* REQUIREMENTS: In how many lines of the data does the word "stimulus" appear? Give the number by itself.

* RECORDS SHOWN:
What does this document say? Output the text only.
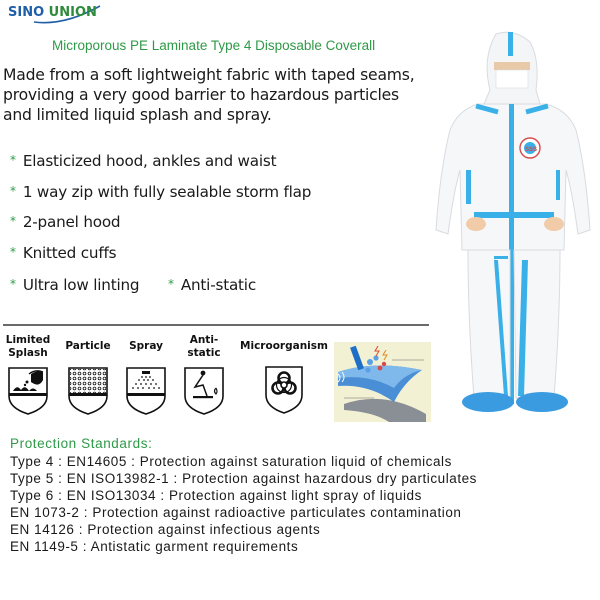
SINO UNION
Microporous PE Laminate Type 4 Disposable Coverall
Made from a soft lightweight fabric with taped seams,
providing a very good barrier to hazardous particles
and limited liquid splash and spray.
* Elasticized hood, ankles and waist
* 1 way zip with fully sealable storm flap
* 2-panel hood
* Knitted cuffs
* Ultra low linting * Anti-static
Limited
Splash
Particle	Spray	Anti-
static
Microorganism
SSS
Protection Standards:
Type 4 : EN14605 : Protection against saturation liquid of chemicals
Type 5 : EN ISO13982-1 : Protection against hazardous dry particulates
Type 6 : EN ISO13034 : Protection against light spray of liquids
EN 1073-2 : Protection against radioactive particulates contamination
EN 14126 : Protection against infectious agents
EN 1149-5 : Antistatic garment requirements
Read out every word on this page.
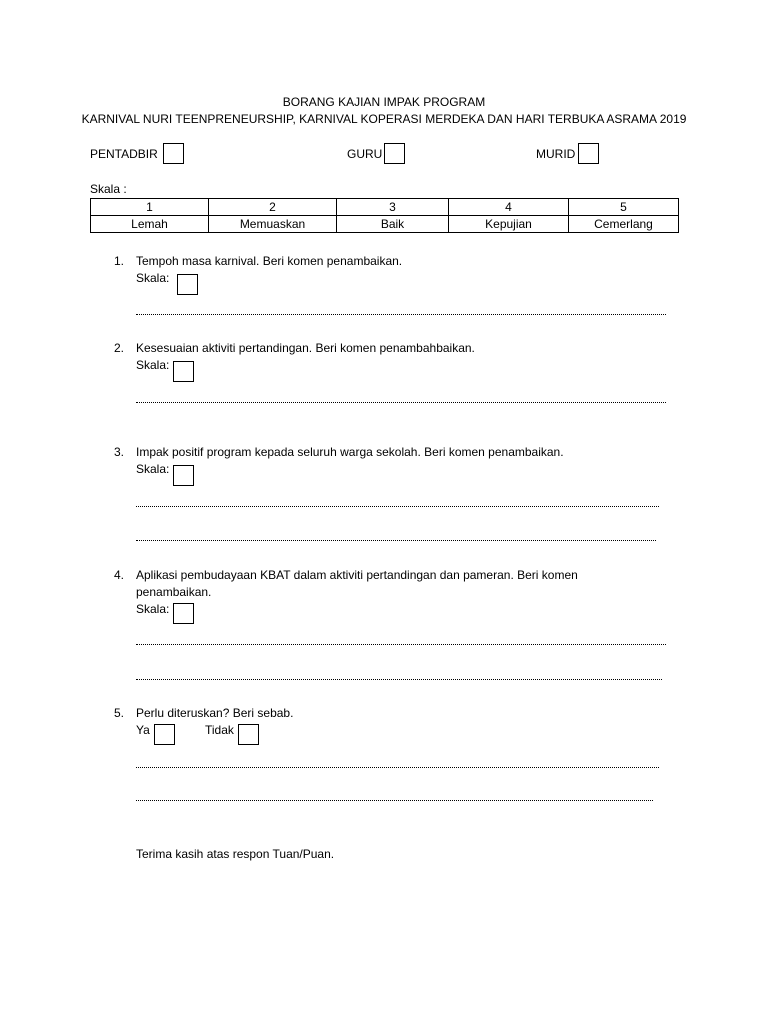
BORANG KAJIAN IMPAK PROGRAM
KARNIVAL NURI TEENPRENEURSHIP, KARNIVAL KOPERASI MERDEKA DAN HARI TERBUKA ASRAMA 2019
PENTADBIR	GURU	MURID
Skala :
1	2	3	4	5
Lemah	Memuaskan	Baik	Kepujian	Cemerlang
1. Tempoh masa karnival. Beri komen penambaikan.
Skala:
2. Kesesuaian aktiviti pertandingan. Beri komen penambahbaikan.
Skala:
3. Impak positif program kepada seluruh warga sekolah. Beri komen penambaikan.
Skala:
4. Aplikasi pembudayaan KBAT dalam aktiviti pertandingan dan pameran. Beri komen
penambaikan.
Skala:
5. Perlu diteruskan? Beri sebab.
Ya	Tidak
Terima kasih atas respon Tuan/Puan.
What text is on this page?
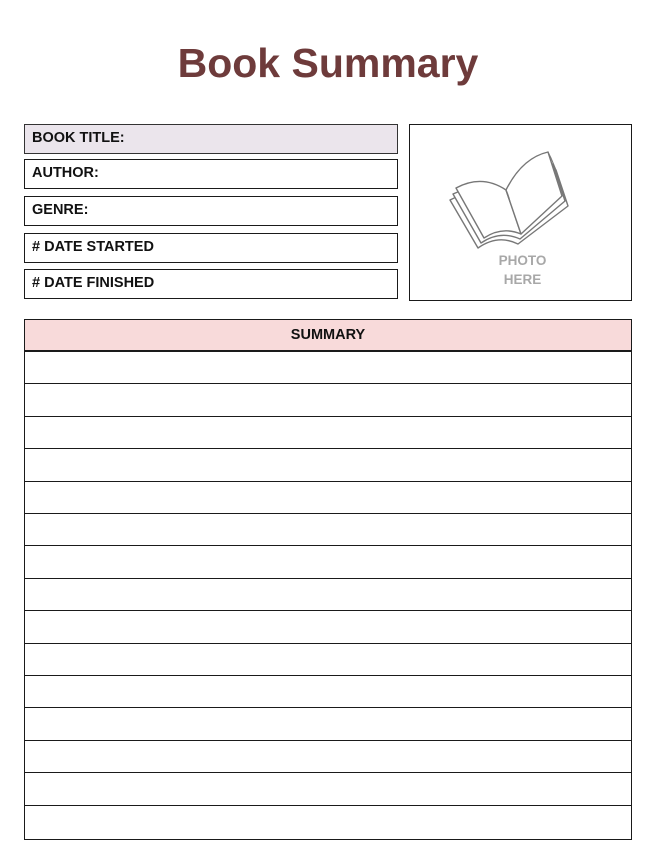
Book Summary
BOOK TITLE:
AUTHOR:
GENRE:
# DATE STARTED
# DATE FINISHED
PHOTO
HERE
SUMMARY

...

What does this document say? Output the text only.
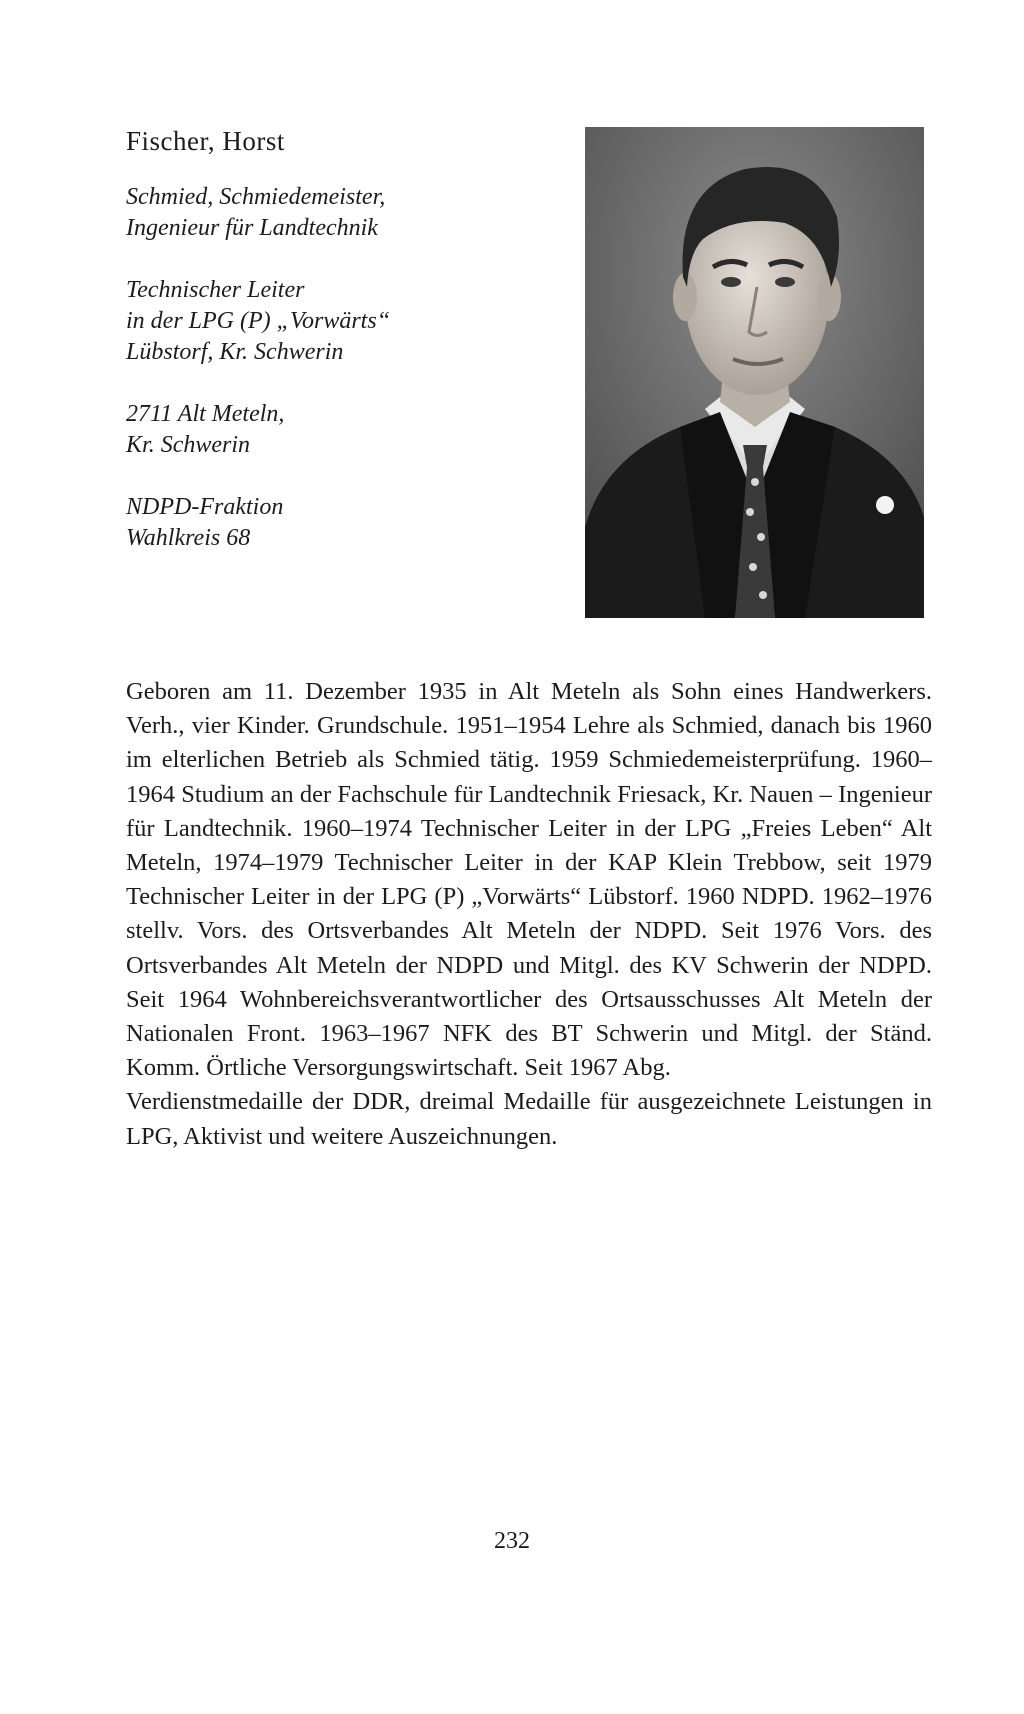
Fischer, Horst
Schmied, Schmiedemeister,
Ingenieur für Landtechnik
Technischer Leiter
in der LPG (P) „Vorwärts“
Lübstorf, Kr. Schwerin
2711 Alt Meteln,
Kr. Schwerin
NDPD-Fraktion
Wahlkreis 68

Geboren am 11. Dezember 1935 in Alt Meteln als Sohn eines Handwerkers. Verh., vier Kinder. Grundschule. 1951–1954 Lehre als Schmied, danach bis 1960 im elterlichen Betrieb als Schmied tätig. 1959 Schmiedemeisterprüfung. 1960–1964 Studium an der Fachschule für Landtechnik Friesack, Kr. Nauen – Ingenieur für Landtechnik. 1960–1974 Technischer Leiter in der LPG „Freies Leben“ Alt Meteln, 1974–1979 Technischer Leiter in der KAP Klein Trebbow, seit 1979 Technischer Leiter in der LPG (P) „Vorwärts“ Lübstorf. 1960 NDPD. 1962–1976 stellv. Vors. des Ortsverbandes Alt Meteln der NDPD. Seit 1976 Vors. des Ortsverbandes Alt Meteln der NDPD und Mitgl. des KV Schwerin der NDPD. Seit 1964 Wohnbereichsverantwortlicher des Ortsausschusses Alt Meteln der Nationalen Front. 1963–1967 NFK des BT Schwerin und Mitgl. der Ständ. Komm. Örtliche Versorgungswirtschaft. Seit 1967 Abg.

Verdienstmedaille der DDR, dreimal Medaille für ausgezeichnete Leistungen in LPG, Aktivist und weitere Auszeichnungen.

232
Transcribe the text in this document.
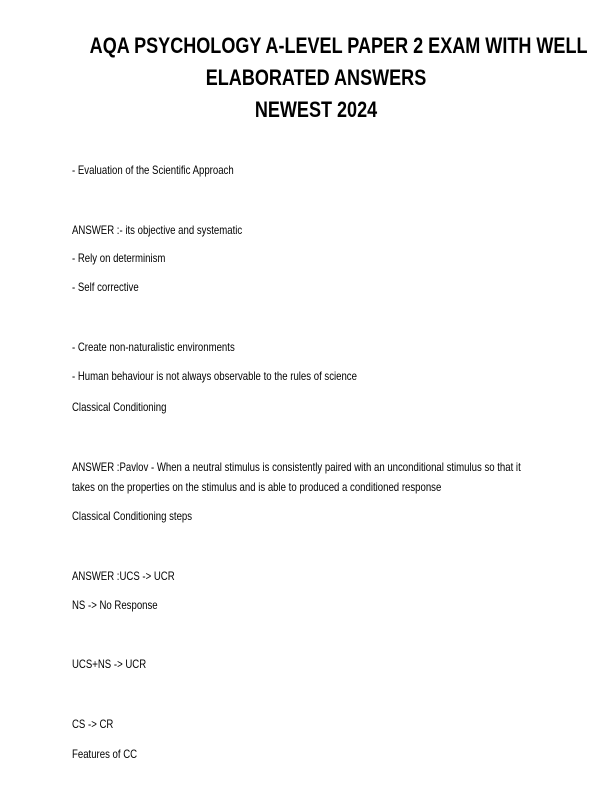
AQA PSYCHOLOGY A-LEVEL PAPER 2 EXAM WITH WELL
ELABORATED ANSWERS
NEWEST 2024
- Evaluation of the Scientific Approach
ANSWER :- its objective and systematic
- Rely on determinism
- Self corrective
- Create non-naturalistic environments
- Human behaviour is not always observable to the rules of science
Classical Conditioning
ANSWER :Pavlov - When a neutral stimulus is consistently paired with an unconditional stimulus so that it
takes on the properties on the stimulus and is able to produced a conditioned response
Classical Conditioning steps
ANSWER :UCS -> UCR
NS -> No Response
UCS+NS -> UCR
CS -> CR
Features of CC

* THE RESULT: 2